* **What to work on**
Find every line in the records below that holds the word "circle", and copy it out.

begin Supplied records

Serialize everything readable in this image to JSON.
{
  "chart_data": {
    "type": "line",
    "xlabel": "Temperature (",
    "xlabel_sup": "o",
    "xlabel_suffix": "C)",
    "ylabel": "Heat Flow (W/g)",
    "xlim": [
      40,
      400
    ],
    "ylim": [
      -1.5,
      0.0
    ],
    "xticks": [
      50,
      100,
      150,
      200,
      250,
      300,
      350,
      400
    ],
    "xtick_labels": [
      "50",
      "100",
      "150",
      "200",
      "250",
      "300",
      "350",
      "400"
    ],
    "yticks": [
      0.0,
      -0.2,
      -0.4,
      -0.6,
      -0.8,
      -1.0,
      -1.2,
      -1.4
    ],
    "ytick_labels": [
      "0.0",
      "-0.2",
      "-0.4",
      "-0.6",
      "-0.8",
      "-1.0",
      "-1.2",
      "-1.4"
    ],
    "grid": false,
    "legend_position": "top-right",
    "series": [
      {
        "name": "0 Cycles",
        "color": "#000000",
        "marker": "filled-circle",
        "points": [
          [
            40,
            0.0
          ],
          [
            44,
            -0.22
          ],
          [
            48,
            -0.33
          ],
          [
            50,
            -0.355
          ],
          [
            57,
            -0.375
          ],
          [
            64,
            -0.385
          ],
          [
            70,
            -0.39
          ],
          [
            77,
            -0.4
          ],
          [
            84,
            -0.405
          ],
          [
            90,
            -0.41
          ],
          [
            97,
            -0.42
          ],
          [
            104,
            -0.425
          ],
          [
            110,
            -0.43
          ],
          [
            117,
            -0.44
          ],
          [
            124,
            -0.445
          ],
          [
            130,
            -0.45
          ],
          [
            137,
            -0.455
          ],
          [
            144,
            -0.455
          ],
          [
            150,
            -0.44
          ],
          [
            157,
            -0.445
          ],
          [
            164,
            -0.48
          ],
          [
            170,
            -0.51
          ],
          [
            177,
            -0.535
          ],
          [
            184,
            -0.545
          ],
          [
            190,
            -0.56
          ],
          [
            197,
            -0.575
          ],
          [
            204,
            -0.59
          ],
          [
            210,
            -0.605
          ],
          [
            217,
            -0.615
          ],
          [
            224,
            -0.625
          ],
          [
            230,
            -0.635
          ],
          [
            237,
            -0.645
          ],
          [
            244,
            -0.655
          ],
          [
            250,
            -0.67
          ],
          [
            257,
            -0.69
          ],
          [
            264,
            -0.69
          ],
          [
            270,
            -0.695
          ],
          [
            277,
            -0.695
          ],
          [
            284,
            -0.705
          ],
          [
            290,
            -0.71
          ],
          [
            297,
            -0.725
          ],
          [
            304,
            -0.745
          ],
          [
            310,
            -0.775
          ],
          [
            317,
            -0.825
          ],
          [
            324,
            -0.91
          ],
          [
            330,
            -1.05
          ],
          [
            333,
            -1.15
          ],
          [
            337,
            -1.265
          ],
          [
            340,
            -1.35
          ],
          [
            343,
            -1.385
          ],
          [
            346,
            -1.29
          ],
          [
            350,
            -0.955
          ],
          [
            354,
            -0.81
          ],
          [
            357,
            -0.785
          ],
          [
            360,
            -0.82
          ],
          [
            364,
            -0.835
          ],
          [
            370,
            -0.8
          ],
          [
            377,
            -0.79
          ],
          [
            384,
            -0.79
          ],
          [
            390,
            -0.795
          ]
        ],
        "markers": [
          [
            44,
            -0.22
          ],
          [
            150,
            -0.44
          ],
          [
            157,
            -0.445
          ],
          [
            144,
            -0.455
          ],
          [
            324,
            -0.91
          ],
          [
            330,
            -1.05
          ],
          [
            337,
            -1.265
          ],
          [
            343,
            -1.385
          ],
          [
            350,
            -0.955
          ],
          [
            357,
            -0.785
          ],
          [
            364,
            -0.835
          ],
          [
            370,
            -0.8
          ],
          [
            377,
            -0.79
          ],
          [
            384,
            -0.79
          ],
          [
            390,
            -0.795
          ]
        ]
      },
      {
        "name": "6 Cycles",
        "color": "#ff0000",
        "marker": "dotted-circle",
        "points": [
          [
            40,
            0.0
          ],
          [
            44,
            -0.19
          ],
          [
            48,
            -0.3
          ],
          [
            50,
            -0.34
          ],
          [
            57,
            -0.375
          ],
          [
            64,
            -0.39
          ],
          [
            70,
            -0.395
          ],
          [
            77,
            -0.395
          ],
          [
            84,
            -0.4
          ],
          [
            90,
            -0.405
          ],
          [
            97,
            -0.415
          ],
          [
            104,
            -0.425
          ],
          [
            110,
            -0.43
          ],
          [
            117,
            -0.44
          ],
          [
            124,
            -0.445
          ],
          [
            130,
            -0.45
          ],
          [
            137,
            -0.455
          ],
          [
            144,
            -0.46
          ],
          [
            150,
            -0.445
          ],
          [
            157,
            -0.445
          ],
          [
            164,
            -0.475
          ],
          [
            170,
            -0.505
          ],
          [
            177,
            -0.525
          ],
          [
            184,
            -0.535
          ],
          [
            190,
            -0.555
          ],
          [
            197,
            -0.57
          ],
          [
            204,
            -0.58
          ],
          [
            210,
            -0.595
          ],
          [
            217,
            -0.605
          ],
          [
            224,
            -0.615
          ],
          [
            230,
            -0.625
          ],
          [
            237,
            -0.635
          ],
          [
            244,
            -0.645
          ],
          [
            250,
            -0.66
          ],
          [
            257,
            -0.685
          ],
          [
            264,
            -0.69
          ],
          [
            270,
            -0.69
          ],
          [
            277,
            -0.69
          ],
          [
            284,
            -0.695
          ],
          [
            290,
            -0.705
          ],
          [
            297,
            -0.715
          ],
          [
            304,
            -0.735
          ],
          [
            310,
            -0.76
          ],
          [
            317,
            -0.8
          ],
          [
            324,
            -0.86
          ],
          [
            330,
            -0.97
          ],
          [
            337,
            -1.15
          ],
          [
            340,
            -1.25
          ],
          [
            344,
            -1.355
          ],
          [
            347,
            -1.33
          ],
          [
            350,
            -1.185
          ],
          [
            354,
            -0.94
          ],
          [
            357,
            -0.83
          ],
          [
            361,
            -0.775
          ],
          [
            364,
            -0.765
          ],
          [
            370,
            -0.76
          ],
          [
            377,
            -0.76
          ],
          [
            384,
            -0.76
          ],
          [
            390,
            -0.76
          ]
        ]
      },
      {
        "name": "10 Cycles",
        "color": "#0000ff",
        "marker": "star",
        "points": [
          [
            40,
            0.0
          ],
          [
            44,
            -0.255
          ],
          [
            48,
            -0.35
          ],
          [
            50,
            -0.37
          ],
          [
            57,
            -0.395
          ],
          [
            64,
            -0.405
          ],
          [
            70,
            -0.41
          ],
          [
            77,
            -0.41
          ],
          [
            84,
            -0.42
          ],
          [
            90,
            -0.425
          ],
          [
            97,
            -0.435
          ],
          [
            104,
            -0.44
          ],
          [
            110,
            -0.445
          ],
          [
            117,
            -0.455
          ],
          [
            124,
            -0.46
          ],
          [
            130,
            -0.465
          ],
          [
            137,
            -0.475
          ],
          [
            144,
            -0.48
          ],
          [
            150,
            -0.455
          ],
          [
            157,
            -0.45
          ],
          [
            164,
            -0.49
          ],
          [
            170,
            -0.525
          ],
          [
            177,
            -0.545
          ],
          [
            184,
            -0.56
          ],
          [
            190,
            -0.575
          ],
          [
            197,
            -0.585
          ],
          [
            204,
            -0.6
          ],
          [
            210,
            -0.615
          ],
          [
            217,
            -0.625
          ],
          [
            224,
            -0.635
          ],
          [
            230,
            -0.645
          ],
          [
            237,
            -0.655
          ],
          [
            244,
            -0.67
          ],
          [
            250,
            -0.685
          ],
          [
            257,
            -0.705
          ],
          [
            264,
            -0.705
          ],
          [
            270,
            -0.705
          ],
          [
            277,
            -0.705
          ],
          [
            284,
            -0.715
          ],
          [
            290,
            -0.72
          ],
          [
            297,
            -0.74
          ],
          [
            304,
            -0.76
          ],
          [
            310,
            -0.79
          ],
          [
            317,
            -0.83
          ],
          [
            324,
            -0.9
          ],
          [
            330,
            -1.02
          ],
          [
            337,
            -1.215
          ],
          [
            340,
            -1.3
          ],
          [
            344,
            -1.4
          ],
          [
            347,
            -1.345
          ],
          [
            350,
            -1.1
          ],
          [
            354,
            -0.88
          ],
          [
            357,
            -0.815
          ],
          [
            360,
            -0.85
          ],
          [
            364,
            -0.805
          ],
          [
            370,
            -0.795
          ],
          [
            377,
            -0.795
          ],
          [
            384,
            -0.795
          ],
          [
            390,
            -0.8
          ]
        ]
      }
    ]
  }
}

end Supplied records

* **Correct output**
        "marker": "filled-circle",
        "marker": "dotted-circle",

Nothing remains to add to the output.